[Dataset entries]

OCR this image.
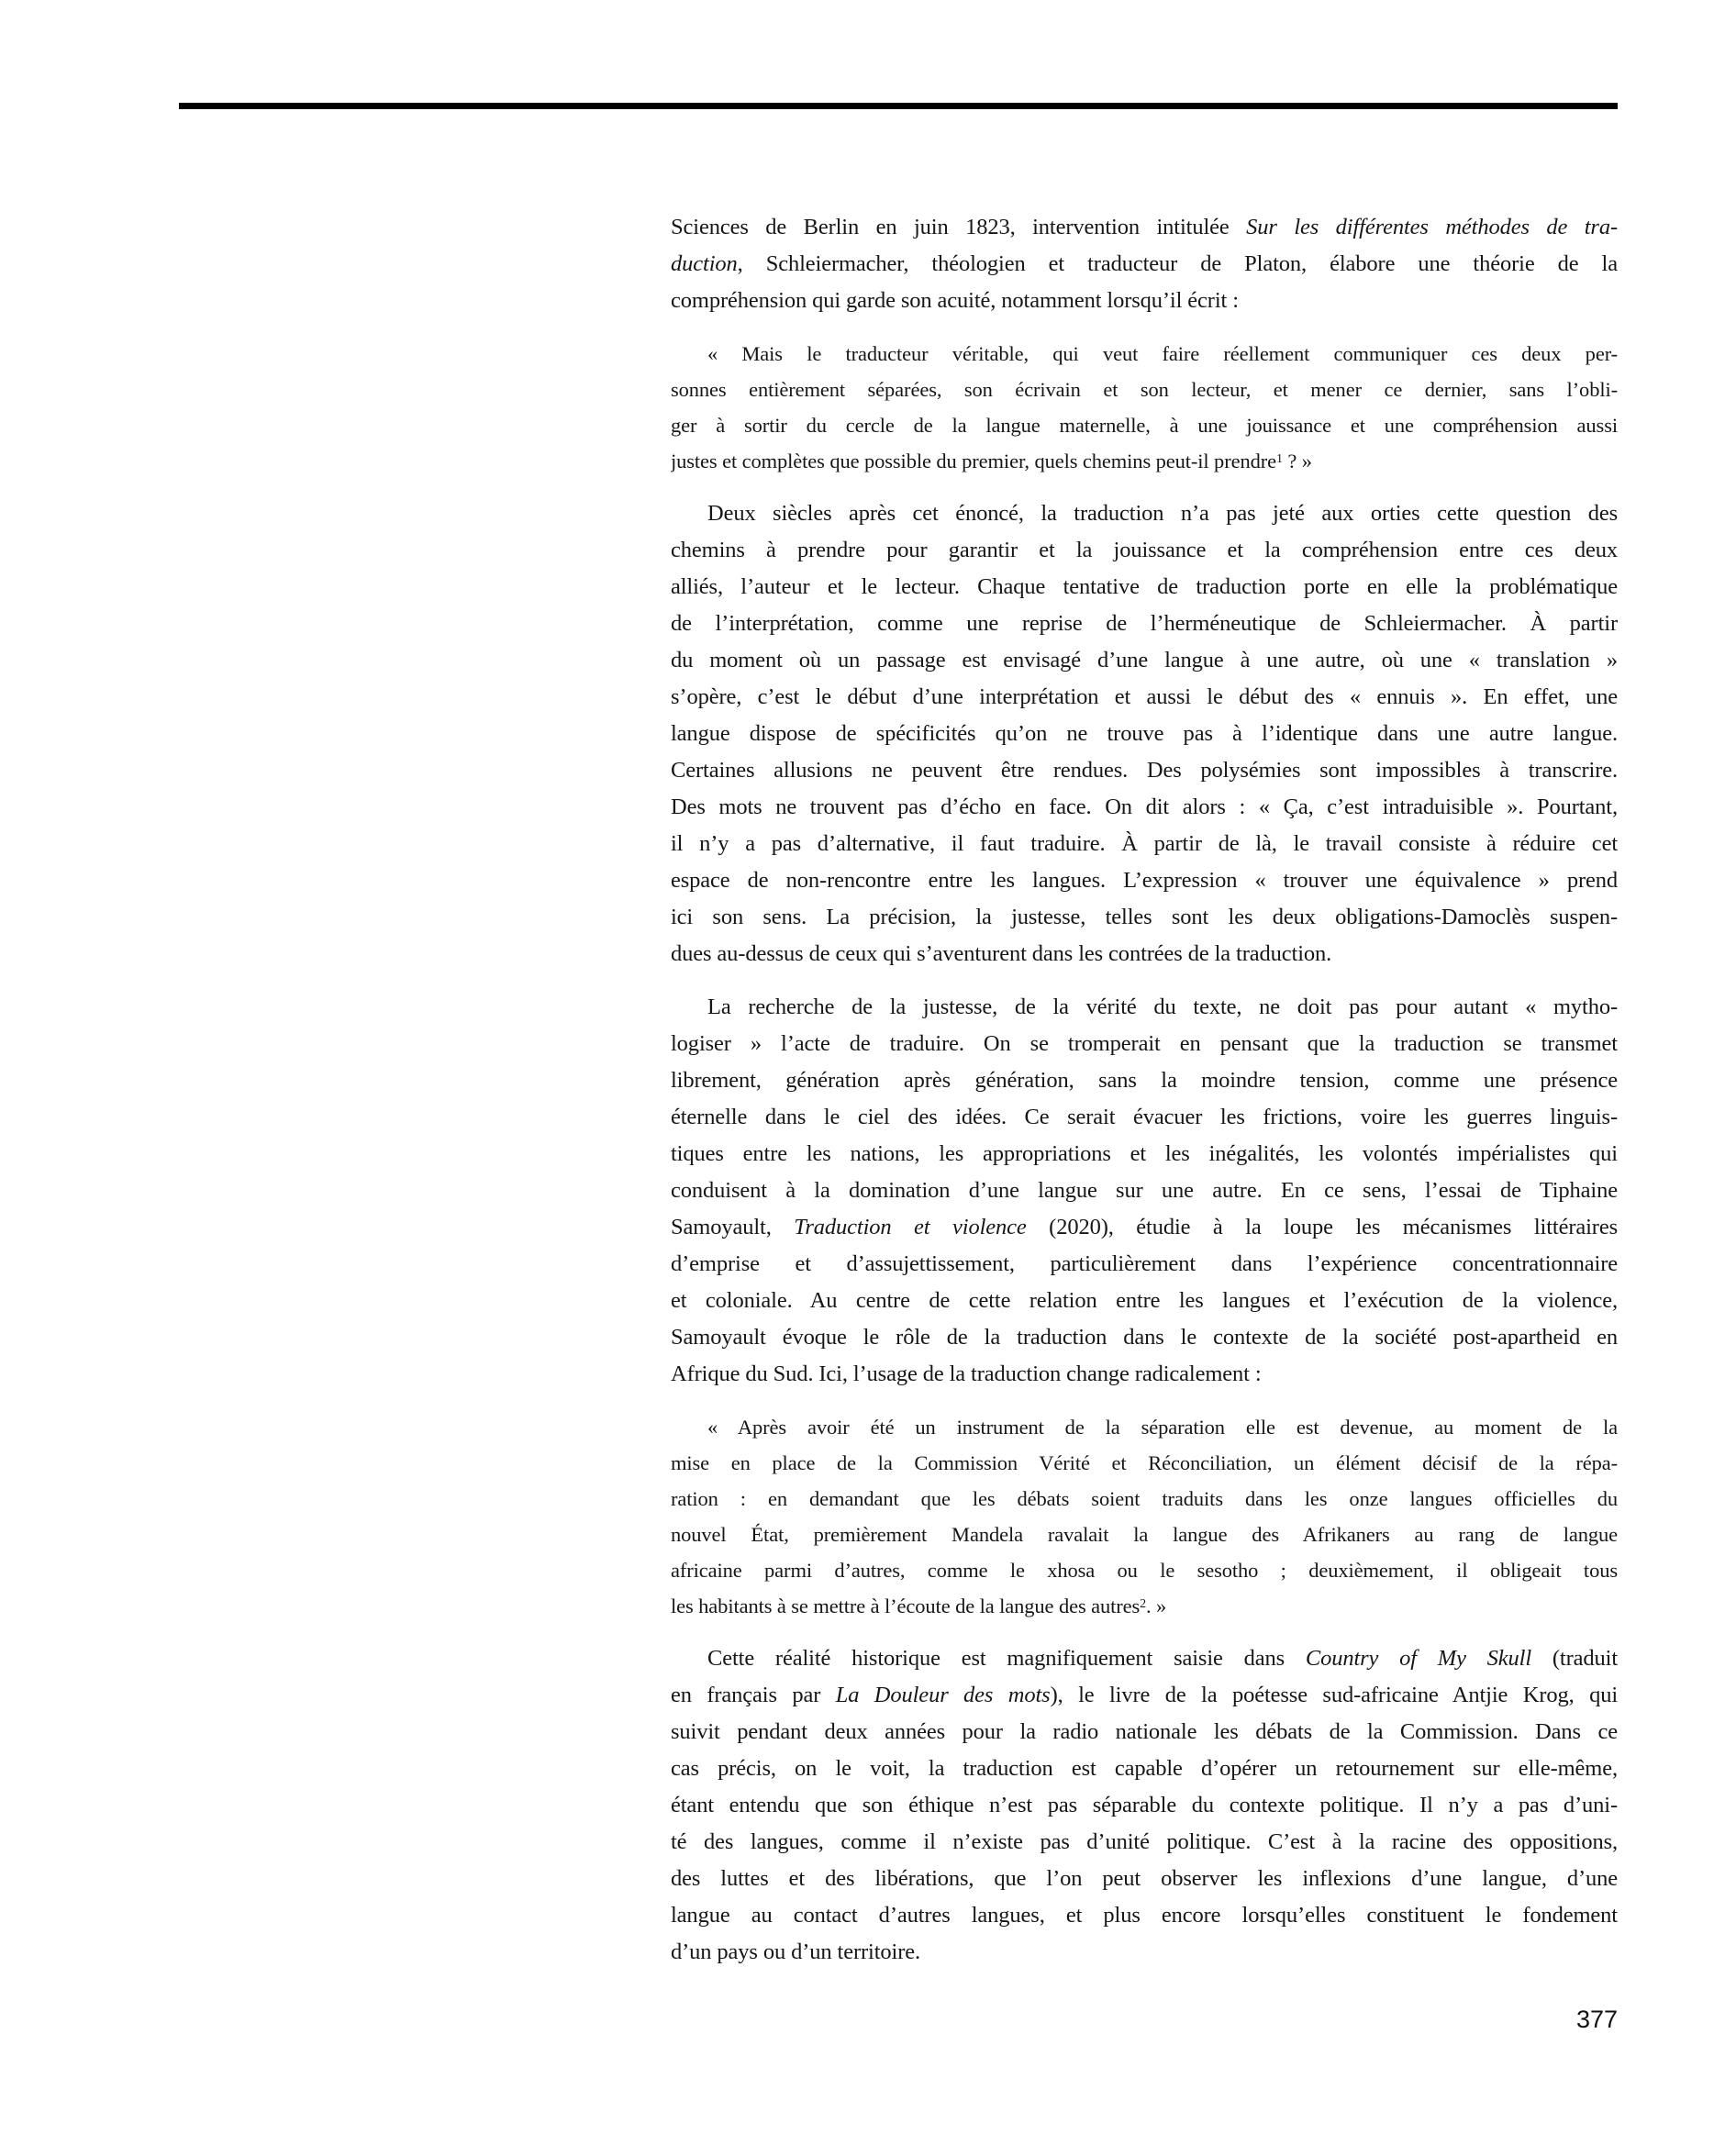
Sciences de Berlin en juin 1823, intervention intitulée Sur les différentes méthodes de tra-
duction, Schleiermacher, théologien et traducteur de Platon, élabore une théorie de la
compréhension qui garde son acuité, notamment lorsqu’il écrit :
« Mais le traducteur véritable, qui veut faire réellement communiquer ces deux per-
sonnes entièrement séparées, son écrivain et son lecteur, et mener ce dernier, sans l’obli-
ger à sortir du cercle de la langue maternelle, à une jouissance et une compréhension aussi
justes et complètes que possible du premier, quels chemins peut-il prendre$^1$ ? »
Deux siècles après cet énoncé, la traduction n’a pas jeté aux orties cette question des
chemins à prendre pour garantir et la jouissance et la compréhension entre ces deux
alliés, l’auteur et le lecteur. Chaque tentative de traduction porte en elle la problématique
de l’interprétation, comme une reprise de l’herméneutique de Schleiermacher. À partir
du moment où un passage est envisagé d’une langue à une autre, où une « translation »
s’opère, c’est le début d’une interprétation et aussi le début des « ennuis ». En effet, une
langue dispose de spécificités qu’on ne trouve pas à l’identique dans une autre langue.
Certaines allusions ne peuvent être rendues. Des polysémies sont impossibles à transcrire.
Des mots ne trouvent pas d’écho en face. On dit alors : « Ça, c’est intraduisible ». Pourtant,
il n’y a pas d’alternative, il faut traduire. À partir de là, le travail consiste à réduire cet
espace de non-rencontre entre les langues. L’expression « trouver une équivalence » prend
ici son sens. La précision, la justesse, telles sont les deux obligations-Damoclès suspen-
dues au-dessus de ceux qui s’aventurent dans les contrées de la traduction.
La recherche de la justesse, de la vérité du texte, ne doit pas pour autant « mytho-
logiser » l’acte de traduire. On se tromperait en pensant que la traduction se transmet
librement, génération après génération, sans la moindre tension, comme une présence
éternelle dans le ciel des idées. Ce serait évacuer les frictions, voire les guerres linguis-
tiques entre les nations, les appropriations et les inégalités, les volontés impérialistes qui
conduisent à la domination d’une langue sur une autre. En ce sens, l’essai de Tiphaine
Samoyault, Traduction et violence (2020), étudie à la loupe les mécanismes littéraires
d’emprise et d’assujettissement, particulièrement dans l’expérience concentrationnaire
et coloniale. Au centre de cette relation entre les langues et l’exécution de la violence,
Samoyault évoque le rôle de la traduction dans le contexte de la société post-apartheid en
Afrique du Sud. Ici, l’usage de la traduction change radicalement :
« Après avoir été un instrument de la séparation elle est devenue, au moment de la
mise en place de la Commission Vérité et Réconciliation, un élément décisif de la répa-
ration : en demandant que les débats soient traduits dans les onze langues officielles du
nouvel État, premièrement Mandela ravalait la langue des Afrikaners au rang de langue
africaine parmi d’autres, comme le xhosa ou le sesotho ; deuxièmement, il obligeait tous
les habitants à se mettre à l’écoute de la langue des autres$^2$. »
Cette réalité historique est magnifiquement saisie dans Country of My Skull (traduit
en français par La Douleur des mots), le livre de la poétesse sud-africaine Antjie Krog, qui
suivit pendant deux années pour la radio nationale les débats de la Commission. Dans ce
cas précis, on le voit, la traduction est capable d’opérer un retournement sur elle-même,
étant entendu que son éthique n’est pas séparable du contexte politique. Il n’y a pas d’uni-
té des langues, comme il n’existe pas d’unité politique. C’est à la racine des oppositions,
des luttes et des libérations, que l’on peut observer les inflexions d’une langue, d’une
langue au contact d’autres langues, et plus encore lorsqu’elles constituent le fondement
d’un pays ou d’un territoire.
377
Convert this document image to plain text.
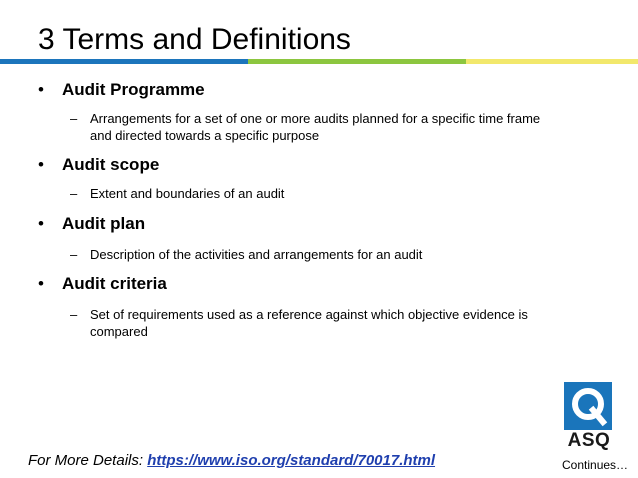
3 Terms and Definitions
• Audit Programme
– Arrangements for a set of one or more audits planned for a specific time frame
and directed towards a specific purpose
• Audit scope
– Extent and boundaries of an audit
• Audit plan
– Description of the activities and arrangements for an audit
• Audit criteria
– Set of requirements used as a reference against which objective evidence is
compared
ASQ
For More Details: https://www.iso.org/standard/70017.html	Continues…
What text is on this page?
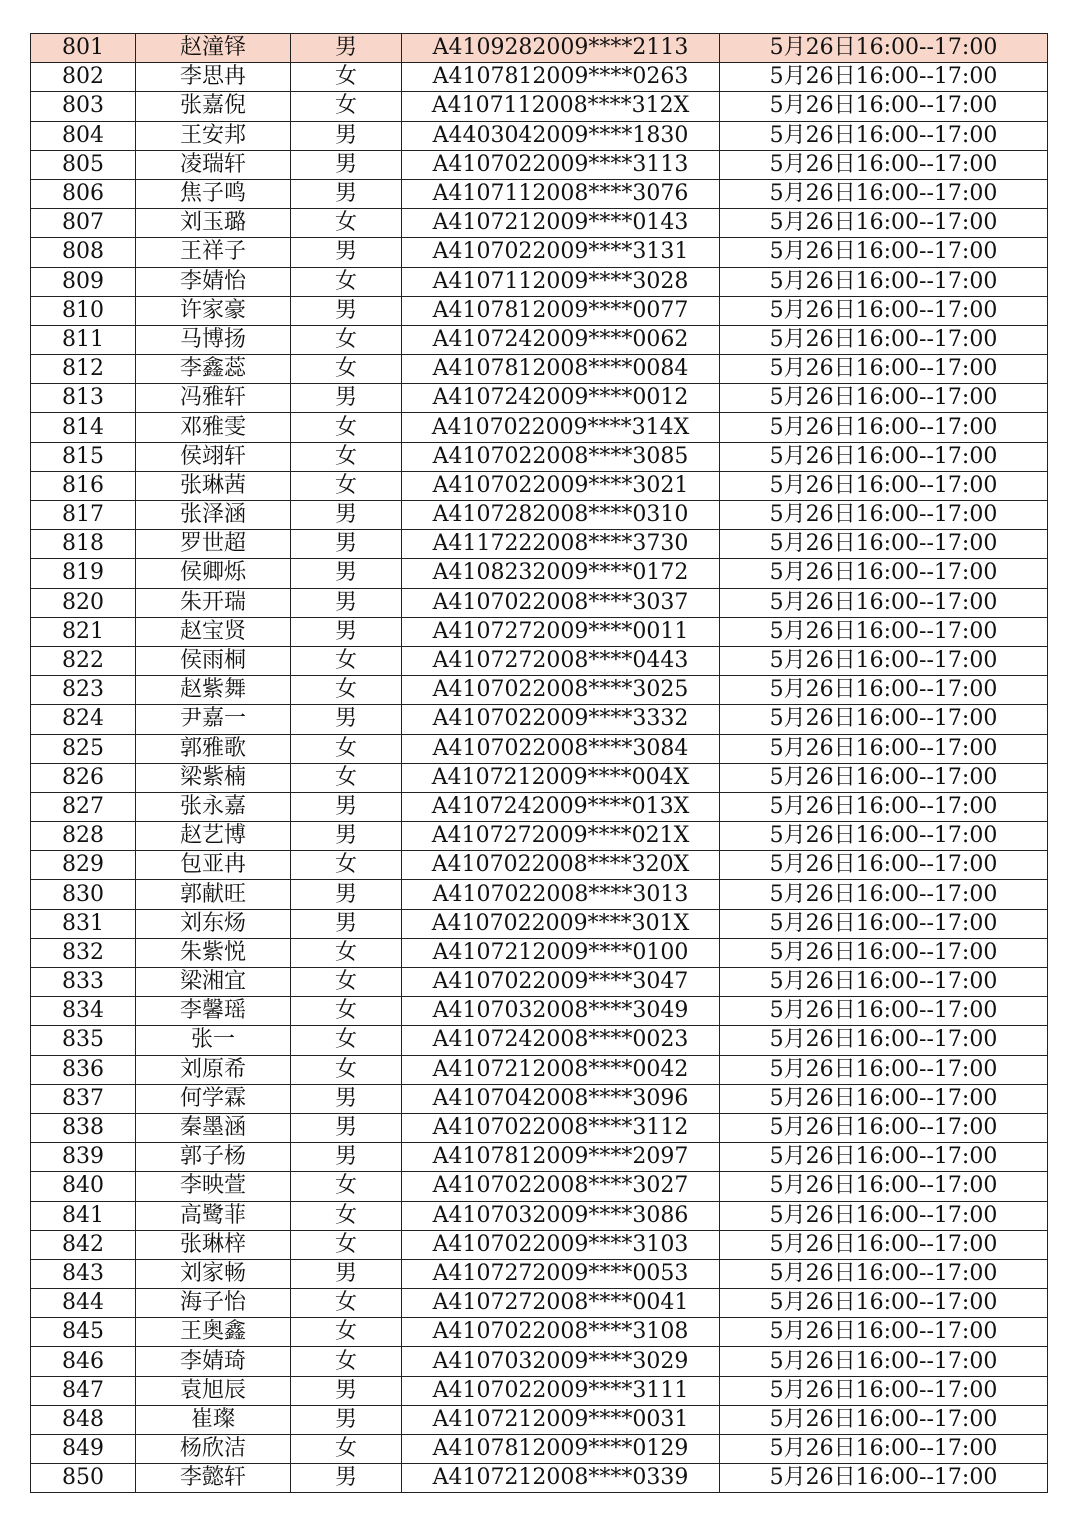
801	赵潼铎	男	A4109282009****2113	5月26日16:00--17:00
802	李思冉	女	A4107812009****0263	5月26日16:00--17:00
803	张嘉倪	女	A4107112008****312X	5月26日16:00--17:00
804	王安邦	男	A4403042009****1830	5月26日16:00--17:00
805	凌瑞轩	男	A4107022009****3113	5月26日16:00--17:00
806	焦子鸣	男	A4107112008****3076	5月26日16:00--17:00
807	刘玉璐	女	A4107212009****0143	5月26日16:00--17:00
808	王祥子	男	A4107022009****3131	5月26日16:00--17:00
809	李婧怡	女	A4107112009****3028	5月26日16:00--17:00
810	许家豪	男	A4107812009****0077	5月26日16:00--17:00
811	马博扬	女	A4107242009****0062	5月26日16:00--17:00
812	李鑫蕊	女	A4107812008****0084	5月26日16:00--17:00
813	冯雅轩	男	A4107242009****0012	5月26日16:00--17:00
814	邓雅雯	女	A4107022009****314X	5月26日16:00--17:00
815	侯翊轩	女	A4107022008****3085	5月26日16:00--17:00
816	张琳茜	女	A4107022009****3021	5月26日16:00--17:00
817	张泽涵	男	A4107282008****0310	5月26日16:00--17:00
818	罗世超	男	A4117222008****3730	5月26日16:00--17:00
819	侯卿烁	男	A4108232009****0172	5月26日16:00--17:00
820	朱开瑞	男	A4107022008****3037	5月26日16:00--17:00
821	赵宝贤	男	A4107272009****0011	5月26日16:00--17:00
822	侯雨桐	女	A4107272008****0443	5月26日16:00--17:00
823	赵紫舞	女	A4107022008****3025	5月26日16:00--17:00
824	尹嘉一	男	A4107022009****3332	5月26日16:00--17:00
825	郭雅歌	女	A4107022008****3084	5月26日16:00--17:00
826	梁紫楠	女	A4107212009****004X	5月26日16:00--17:00
827	张永嘉	男	A4107242009****013X	5月26日16:00--17:00
828	赵艺博	男	A4107272009****021X	5月26日16:00--17:00
829	包亚冉	女	A4107022008****320X	5月26日16:00--17:00
830	郭献旺	男	A4107022008****3013	5月26日16:00--17:00
831	刘东炀	男	A4107022009****301X	5月26日16:00--17:00
832	朱紫悦	女	A4107212009****0100	5月26日16:00--17:00
833	梁湘宜	女	A4107022009****3047	5月26日16:00--17:00
834	李馨瑶	女	A4107032008****3049	5月26日16:00--17:00
835	张一	女	A4107242008****0023	5月26日16:00--17:00
836	刘原希	女	A4107212008****0042	5月26日16:00--17:00
837	何学霖	男	A4107042008****3096	5月26日16:00--17:00
838	秦墨涵	男	A4107022008****3112	5月26日16:00--17:00
839	郭子杨	男	A4107812009****2097	5月26日16:00--17:00
840	李映萱	女	A4107022008****3027	5月26日16:00--17:00
841	高鹭菲	女	A4107032009****3086	5月26日16:00--17:00
842	张琳梓	女	A4107022009****3103	5月26日16:00--17:00
843	刘家畅	男	A4107272009****0053	5月26日16:00--17:00
844	海子怡	女	A4107272008****0041	5月26日16:00--17:00
845	王奥鑫	女	A4107022008****3108	5月26日16:00--17:00
846	李婧琦	女	A4107032009****3029	5月26日16:00--17:00
847	袁旭辰	男	A4107022009****3111	5月26日16:00--17:00
848	崔璨	男	A4107212009****0031	5月26日16:00--17:00
849	杨欣洁	女	A4107812009****0129	5月26日16:00--17:00
850	李懿轩	男	A4107212008****0339	5月26日16:00--17:00
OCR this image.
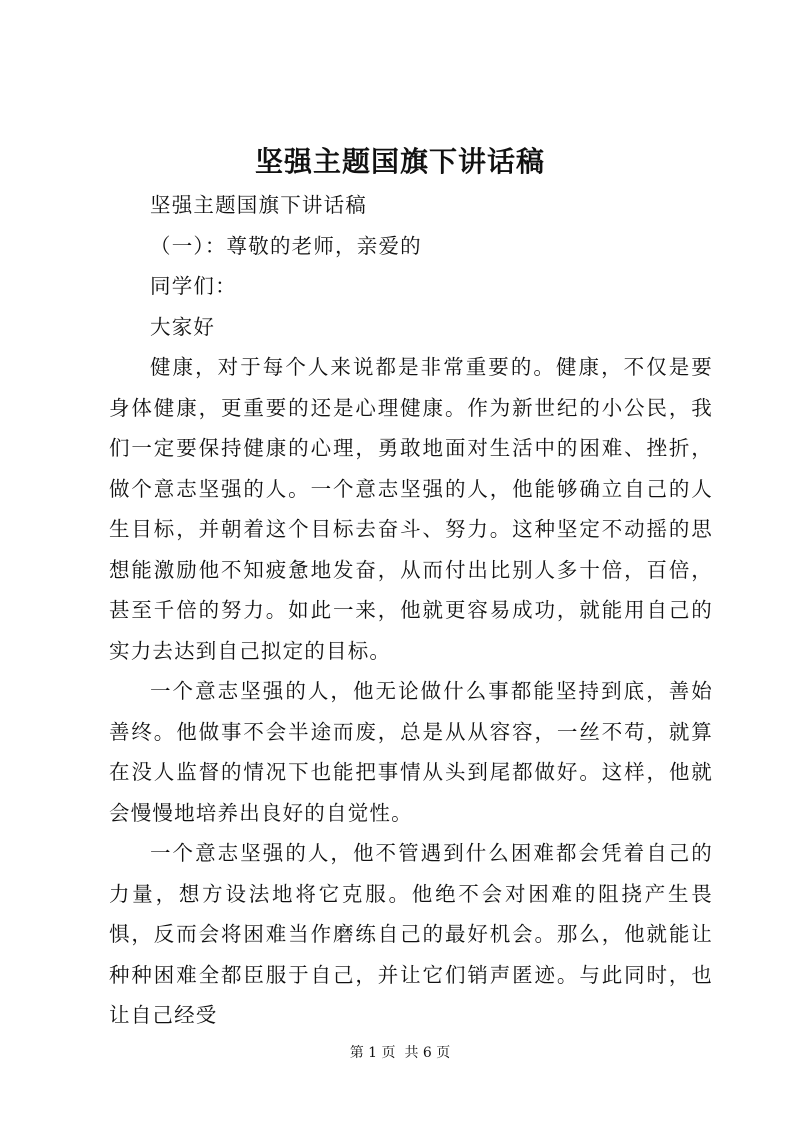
坚强主题国旗下讲话稿

坚强主题国旗下讲话稿

（一）：尊敬的老师，亲爱的

同学们：

大家好

健康，对于每个人来说都是非常重要的。健康，不仅是要身体健康，更重要的还是心理健康。作为新世纪的小公民，我们一定要保持健康的心理，勇敢地面对生活中的困难、挫折，做个意志坚强的人。一个意志坚强的人，他能够确立自己的人生目标，并朝着这个目标去奋斗、努力。这种坚定不动摇的思想能激励他不知疲惫地发奋，从而付出比别人多十倍，百倍，甚至千倍的努力。如此一来，他就更容易成功，就能用自己的实力去达到自己拟定的目标。

一个意志坚强的人，他无论做什么事都能坚持到底，善始善终。他做事不会半途而废，总是从从容容，一丝不苟，就算在没人监督的情况下也能把事情从头到尾都做好。这样，他就会慢慢地培养出良好的自觉性。

一个意志坚强的人，他不管遇到什么困难都会凭着自己的力量，想方设法地将它克服。他绝不会对困难的阻挠产生畏惧，反而会将困难当作磨练自己的最好机会。那么，他就能让种种困难全都臣服于自己，并让它们销声匿迹。与此同时，也让自己经受

第 1 页  共 6 页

▶ EXERCISE INSTRUCTIONS: Search the entries for the word "entre", then list each line that holds it.

▶ RESPONSE:
chemins à prendre pour garantir et la jouissance et la compréhension entre ces deux
espace de non-rencontre entre les langues. L’expression « trouver une équivalence » prend
tiques entre les nations, les appropriations et les inégalités, les volontés impérialistes qui
et coloniale. Au centre de cette relation entre les langues et l’exécution de la violence,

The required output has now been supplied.